■ **Task item**: Copy every line of the records exactly, without including the images.

■ **Exercise input**:
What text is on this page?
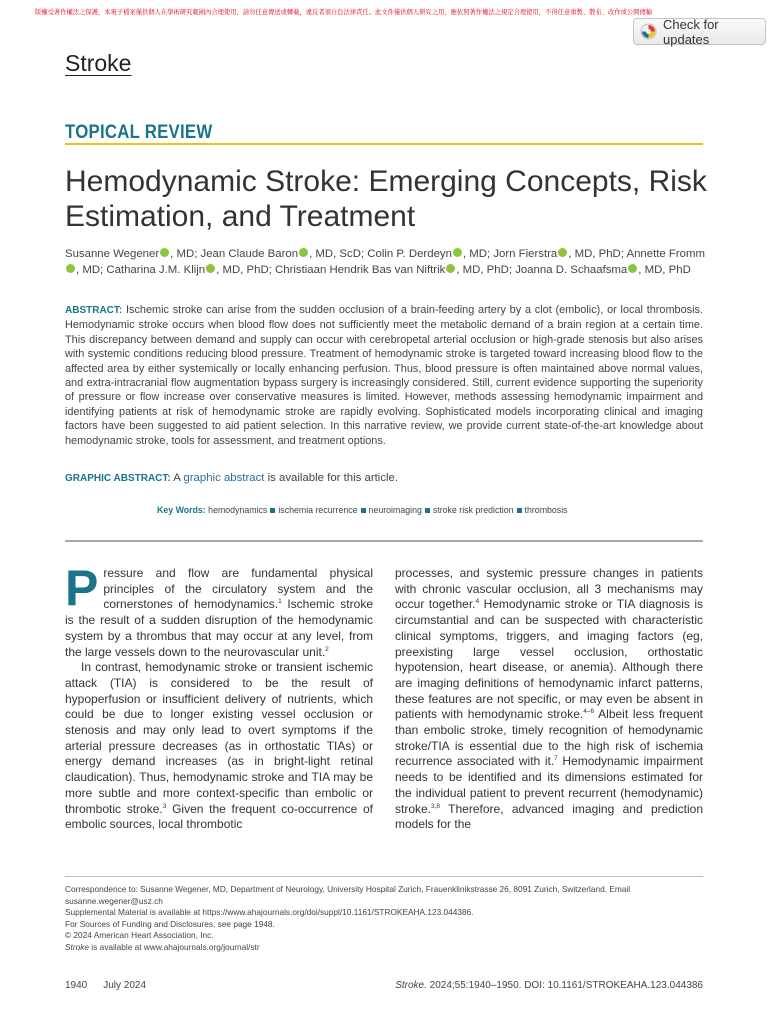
版權受著作權法之保護，本電子檔案僅供個人在學術研究範圍內合理使用，請勿任意傳送或轉載，違反者須自負法律責任。此文件僅供個人研究之用，應依照著作權法之規定合理使用，不得任意重製、散布、改作或公開傳輸
Check for updates
Stroke
TOPICAL REVIEW
Hemodynamic Stroke: Emerging Concepts, Risk Estimation, and Treatment
Susanne Wegener , MD; Jean Claude Baron , MD, ScD; Colin P. Derdeyn , MD; Jorn Fierstra , MD, PhD; Annette Fromm, MD; Catharina J.M. Klijn , MD, PhD; Christiaan Hendrik Bas van Niftrik , MD, PhD; Joanna D. Schaafsma , MD, PhD
ABSTRACT: Ischemic stroke can arise from the sudden occlusion of a brain-feeding artery by a clot (embolic), or local thrombosis. Hemodynamic stroke occurs when blood flow does not sufficiently meet the metabolic demand of a brain region at a certain time. This discrepancy between demand and supply can occur with cerebropetal arterial occlusion or high-grade stenosis but also arises with systemic conditions reducing blood pressure. Treatment of hemodynamic stroke is targeted toward increasing blood flow to the affected area by either systemically or locally enhancing perfusion. Thus, blood pressure is often maintained above normal values, and extra-intracranial flow augmentation bypass surgery is increasingly considered. Still, current evidence supporting the superiority of pressure or flow increase over conservative measures is limited. However, methods assessing hemodynamic impairment and identifying patients at risk of hemodynamic stroke are rapidly evolving. Sophisticated models incorporating clinical and imaging factors have been suggested to aid patient selection. In this narrative review, we provide current state-of-the-art knowledge about hemodynamic stroke, tools for assessment, and treatment options.
GRAPHIC ABSTRACT: A graphic abstract is available for this article.
Key Words: hemodynamics ischemia recurrence neuroimaging stroke risk prediction thrombosis

Pressure and flow are fundamental physical principles of the circulatory system and the cornerstones of hemodynamics.$^1$ Ischemic stroke is the result of a sudden disruption of the hemodynamic system by a thrombus that may occur at any level, from the large vessels down to the neurovascular unit.$^2$

In contrast, hemodynamic stroke or transient ischemic attack (TIA) is considered to be the result of hypoperfusion or insufficient delivery of nutrients, which could be due to longer existing vessel occlusion or stenosis and may only lead to overt symptoms if the arterial pressure decreases (as in orthostatic TIAs) or energy demand increases (as in bright-light retinal claudication). Thus, hemodynamic stroke and TIA may be more subtle and more context-specific than embolic or thrombotic stroke.$^3$ Given the frequent co-occurrence of embolic sources, local thrombotic

processes, and systemic pressure changes in patients with chronic vascular occlusion, all 3 mechanisms may occur together.$^4$ Hemodynamic stroke or TIA diagnosis is circumstantial and can be suspected with characteristic clinical symptoms, triggers, and imaging factors (eg, preexisting large vessel occlusion, orthostatic hypotension, heart disease, or anemia). Although there are imaging definitions of hemodynamic infarct patterns, these features are not specific, or may even be absent in patients with hemodynamic stroke.$^{4-6}$ Albeit less frequent than embolic stroke, timely recognition of hemodynamic stroke/TIA is essential due to the high risk of ischemia recurrence associated with it.$^7$ Hemodynamic impairment needs to be identified and its dimensions estimated for the individual patient to prevent recurrent (hemodynamic) stroke.$^{3,8}$ Therefore, advanced imaging and prediction models for the

Correspondence to: Susanne Wegener, MD, Department of Neurology, University Hospital Zurich, Frauenklinikstrasse 26, 8091 Zurich, Switzerland. Email
susanne.wegener@usz.ch
Supplemental Material is available at https://www.ahajournals.org/doi/suppl/10.1161/STROKEAHA.123.044386.
For Sources of Funding and Disclosures, see page 1948.
© 2024 American Heart Association, Inc.
Stroke is available at www.ahajournals.org/journal/str
1940 July 2024	Stroke. 2024;55:1940–1950. DOI: 10.1161/STROKEAHA.123.044386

■ **Response for this exercise**:
What text is on this page?
版權受著作權法之保護，本電子檔案僅供個人在學術研究範圍內合理使用，請勿任意傳送或轉載，違反者須自負法律責任。此文件僅供個人研究之用，應依照著作權法之規定合理使用，不得任意重製、散布、改作或公開傳輸
Check for updates
Stroke
TOPICAL REVIEW
Hemodynamic Stroke: Emerging Concepts, Risk Estimation, and Treatment
Susanne Wegener , MD; Jean Claude Baron , MD, ScD; Colin P. Derdeyn , MD; Jorn Fierstra , MD, PhD; Annette Fromm, MD; Catharina J.M. Klijn , MD, PhD; Christiaan Hendrik Bas van Niftrik , MD, PhD; Joanna D. Schaafsma , MD, PhD
ABSTRACT: Ischemic stroke can arise from the sudden occlusion of a brain-feeding artery by a clot (embolic), or local thrombosis. Hemodynamic stroke occurs when blood flow does not sufficiently meet the metabolic demand of a brain region at a certain time. This discrepancy between demand and supply can occur with cerebropetal arterial occlusion or high-grade stenosis but also arises with systemic conditions reducing blood pressure. Treatment of hemodynamic stroke is targeted toward increasing blood flow to the affected area by either systemically or locally enhancing perfusion. Thus, blood pressure is often maintained above normal values, and extra-intracranial flow augmentation bypass surgery is increasingly considered. Still, current evidence supporting the superiority of pressure or flow increase over conservative measures is limited. However, methods assessing hemodynamic impairment and identifying patients at risk of hemodynamic stroke are rapidly evolving. Sophisticated models incorporating clinical and imaging factors have been suggested to aid patient selection. In this narrative review, we provide current state-of-the-art knowledge about hemodynamic stroke, tools for assessment, and treatment options.
GRAPHIC ABSTRACT: A graphic abstract is available for this article.
Key Words: hemodynamics ischemia recurrence neuroimaging stroke risk prediction thrombosis

Pressure and flow are fundamental physical principles of the circulatory system and the cornerstones of hemodynamics.$^1$ Ischemic stroke is the result of a sudden disruption of the hemodynamic system by a thrombus that may occur at any level, from the large vessels down to the neurovascular unit.$^2$

In contrast, hemodynamic stroke or transient ischemic attack (TIA) is considered to be the result of hypoperfusion or insufficient delivery of nutrients, which could be due to longer existing vessel occlusion or stenosis and may only lead to overt symptoms if the arterial pressure decreases (as in orthostatic TIAs) or energy demand increases (as in bright-light retinal claudication). Thus, hemodynamic stroke and TIA may be more subtle and more context-specific than embolic or thrombotic stroke.$^3$ Given the frequent co-occurrence of embolic sources, local thrombotic

processes, and systemic pressure changes in patients with chronic vascular occlusion, all 3 mechanisms may occur together.$^4$ Hemodynamic stroke or TIA diagnosis is circumstantial and can be suspected with characteristic clinical symptoms, triggers, and imaging factors (eg, preexisting large vessel occlusion, orthostatic hypotension, heart disease, or anemia). Although there are imaging definitions of hemodynamic infarct patterns, these features are not specific, or may even be absent in patients with hemodynamic stroke.$^{4-6}$ Albeit less frequent than embolic stroke, timely recognition of hemodynamic stroke/TIA is essential due to the high risk of ischemia recurrence associated with it.$^7$ Hemodynamic impairment needs to be identified and its dimensions estimated for the individual patient to prevent recurrent (hemodynamic) stroke.$^{3,8}$ Therefore, advanced imaging and prediction models for the

Correspondence to: Susanne Wegener, MD, Department of Neurology, University Hospital Zurich, Frauenklinikstrasse 26, 8091 Zurich, Switzerland. Email
susanne.wegener@usz.ch
Supplemental Material is available at https://www.ahajournals.org/doi/suppl/10.1161/STROKEAHA.123.044386.
For Sources of Funding and Disclosures, see page 1948.
© 2024 American Heart Association, Inc.
Stroke is available at www.ahajournals.org/journal/str
1940 July 2024	Stroke. 2024;55:1940–1950. DOI: 10.1161/STROKEAHA.123.044386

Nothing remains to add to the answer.